Short problem:
Work out how many lines have "Appearance" in them. Give only that number.

--

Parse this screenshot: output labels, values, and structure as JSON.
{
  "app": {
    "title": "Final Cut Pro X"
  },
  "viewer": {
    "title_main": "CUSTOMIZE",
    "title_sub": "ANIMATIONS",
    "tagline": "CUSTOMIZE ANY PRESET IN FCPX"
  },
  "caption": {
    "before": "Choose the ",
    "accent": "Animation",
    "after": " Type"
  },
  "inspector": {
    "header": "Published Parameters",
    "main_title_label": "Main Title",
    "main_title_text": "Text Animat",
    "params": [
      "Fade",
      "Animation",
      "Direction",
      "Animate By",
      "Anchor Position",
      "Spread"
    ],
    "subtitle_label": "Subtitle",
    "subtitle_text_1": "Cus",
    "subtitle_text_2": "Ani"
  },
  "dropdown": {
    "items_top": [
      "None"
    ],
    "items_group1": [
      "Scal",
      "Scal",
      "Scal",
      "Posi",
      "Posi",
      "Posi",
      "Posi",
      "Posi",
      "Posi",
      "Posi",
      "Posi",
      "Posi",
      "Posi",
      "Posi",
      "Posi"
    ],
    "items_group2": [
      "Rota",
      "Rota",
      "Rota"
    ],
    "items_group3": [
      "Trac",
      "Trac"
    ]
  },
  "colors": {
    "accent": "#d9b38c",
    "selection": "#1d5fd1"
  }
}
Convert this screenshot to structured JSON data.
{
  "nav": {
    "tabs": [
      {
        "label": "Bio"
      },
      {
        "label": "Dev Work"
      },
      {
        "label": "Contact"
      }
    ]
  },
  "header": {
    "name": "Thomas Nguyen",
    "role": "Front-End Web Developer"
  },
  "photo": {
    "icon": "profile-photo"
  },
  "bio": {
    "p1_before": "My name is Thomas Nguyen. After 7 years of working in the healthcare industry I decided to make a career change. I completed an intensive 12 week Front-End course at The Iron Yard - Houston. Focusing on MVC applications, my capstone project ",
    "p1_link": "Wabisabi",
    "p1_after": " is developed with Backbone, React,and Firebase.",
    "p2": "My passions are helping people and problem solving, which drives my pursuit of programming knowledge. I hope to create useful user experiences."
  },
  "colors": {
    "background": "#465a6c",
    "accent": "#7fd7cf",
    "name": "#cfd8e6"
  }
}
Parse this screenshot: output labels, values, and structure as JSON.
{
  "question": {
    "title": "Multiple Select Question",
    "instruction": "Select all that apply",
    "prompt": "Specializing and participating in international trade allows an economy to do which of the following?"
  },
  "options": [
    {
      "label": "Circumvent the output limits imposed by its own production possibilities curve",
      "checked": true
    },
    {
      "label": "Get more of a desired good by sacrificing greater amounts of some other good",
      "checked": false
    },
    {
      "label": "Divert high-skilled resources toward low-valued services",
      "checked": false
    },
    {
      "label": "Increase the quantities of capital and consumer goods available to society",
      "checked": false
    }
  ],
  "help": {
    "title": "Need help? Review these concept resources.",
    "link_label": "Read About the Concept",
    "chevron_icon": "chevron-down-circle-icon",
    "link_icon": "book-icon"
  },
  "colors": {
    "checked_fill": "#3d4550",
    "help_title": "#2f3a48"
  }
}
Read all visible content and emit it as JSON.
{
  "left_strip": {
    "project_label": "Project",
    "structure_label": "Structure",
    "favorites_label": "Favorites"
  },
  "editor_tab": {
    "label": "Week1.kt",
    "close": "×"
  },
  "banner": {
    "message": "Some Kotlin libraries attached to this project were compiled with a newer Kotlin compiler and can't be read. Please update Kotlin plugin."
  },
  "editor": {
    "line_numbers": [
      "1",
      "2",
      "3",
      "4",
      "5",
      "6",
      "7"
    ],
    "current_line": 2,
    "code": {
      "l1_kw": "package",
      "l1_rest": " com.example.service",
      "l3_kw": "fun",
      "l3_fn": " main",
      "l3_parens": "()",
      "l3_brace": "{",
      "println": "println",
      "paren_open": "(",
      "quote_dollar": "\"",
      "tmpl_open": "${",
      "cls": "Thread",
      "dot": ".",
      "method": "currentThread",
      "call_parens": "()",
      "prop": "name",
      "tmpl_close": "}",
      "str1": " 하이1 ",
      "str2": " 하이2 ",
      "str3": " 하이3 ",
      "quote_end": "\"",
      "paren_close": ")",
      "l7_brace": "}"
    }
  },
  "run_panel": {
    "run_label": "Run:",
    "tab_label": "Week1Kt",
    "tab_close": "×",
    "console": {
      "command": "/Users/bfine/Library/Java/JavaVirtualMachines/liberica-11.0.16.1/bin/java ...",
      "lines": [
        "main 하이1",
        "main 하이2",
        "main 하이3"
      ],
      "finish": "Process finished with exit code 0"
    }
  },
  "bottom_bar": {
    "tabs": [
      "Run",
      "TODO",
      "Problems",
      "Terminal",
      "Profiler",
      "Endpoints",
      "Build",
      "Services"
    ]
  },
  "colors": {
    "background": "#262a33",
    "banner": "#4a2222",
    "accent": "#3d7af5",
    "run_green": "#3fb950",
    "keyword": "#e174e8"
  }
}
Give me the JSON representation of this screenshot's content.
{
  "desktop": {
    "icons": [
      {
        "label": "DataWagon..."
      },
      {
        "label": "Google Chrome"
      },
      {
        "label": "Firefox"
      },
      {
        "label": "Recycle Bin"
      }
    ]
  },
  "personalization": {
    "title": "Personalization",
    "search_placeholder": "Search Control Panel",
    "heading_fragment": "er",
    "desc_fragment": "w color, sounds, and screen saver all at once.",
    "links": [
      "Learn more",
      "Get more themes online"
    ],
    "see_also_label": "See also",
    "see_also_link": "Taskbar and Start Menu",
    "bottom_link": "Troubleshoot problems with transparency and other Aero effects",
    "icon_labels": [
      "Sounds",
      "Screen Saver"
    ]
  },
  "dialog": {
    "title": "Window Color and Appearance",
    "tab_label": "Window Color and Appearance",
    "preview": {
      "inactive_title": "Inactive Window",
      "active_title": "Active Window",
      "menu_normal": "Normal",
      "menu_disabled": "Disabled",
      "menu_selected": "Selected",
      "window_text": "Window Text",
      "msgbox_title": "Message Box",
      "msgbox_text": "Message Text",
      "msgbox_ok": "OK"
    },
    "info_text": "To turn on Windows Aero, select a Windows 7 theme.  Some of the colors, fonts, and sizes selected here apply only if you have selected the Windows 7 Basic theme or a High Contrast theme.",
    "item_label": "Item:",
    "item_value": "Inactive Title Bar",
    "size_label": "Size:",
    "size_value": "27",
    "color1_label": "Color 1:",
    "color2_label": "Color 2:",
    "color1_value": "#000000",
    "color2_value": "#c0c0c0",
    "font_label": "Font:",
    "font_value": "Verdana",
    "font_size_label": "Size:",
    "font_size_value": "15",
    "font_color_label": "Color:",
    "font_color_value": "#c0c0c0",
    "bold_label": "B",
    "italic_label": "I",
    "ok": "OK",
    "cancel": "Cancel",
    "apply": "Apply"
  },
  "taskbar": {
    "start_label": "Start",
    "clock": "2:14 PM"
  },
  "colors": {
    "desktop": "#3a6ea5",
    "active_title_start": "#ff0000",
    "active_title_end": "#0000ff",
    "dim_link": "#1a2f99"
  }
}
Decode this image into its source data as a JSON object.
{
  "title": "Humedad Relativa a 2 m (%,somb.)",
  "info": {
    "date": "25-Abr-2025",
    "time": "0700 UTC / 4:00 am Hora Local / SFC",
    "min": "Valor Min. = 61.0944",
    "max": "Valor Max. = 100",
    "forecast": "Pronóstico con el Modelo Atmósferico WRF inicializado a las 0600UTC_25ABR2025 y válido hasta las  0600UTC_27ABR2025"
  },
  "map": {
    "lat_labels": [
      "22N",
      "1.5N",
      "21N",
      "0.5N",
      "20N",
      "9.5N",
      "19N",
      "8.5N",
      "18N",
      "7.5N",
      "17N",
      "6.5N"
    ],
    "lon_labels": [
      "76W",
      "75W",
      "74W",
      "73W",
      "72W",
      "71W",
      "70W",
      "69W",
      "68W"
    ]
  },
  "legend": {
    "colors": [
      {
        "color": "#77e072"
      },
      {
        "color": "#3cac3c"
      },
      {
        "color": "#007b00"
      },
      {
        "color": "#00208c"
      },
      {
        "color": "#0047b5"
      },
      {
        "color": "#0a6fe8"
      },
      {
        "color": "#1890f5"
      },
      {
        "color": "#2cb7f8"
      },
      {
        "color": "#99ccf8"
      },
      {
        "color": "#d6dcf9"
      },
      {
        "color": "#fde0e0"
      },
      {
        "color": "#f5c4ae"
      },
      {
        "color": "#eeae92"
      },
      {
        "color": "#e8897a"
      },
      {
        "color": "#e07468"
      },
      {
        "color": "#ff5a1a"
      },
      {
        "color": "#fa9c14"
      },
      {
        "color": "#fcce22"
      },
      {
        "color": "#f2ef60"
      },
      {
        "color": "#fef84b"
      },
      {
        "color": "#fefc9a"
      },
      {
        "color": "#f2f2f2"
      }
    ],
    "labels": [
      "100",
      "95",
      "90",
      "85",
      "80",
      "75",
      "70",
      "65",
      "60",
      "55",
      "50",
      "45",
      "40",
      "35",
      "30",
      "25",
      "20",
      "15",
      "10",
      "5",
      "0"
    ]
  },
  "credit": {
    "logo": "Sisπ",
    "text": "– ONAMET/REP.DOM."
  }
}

--

Solution to the problem:
2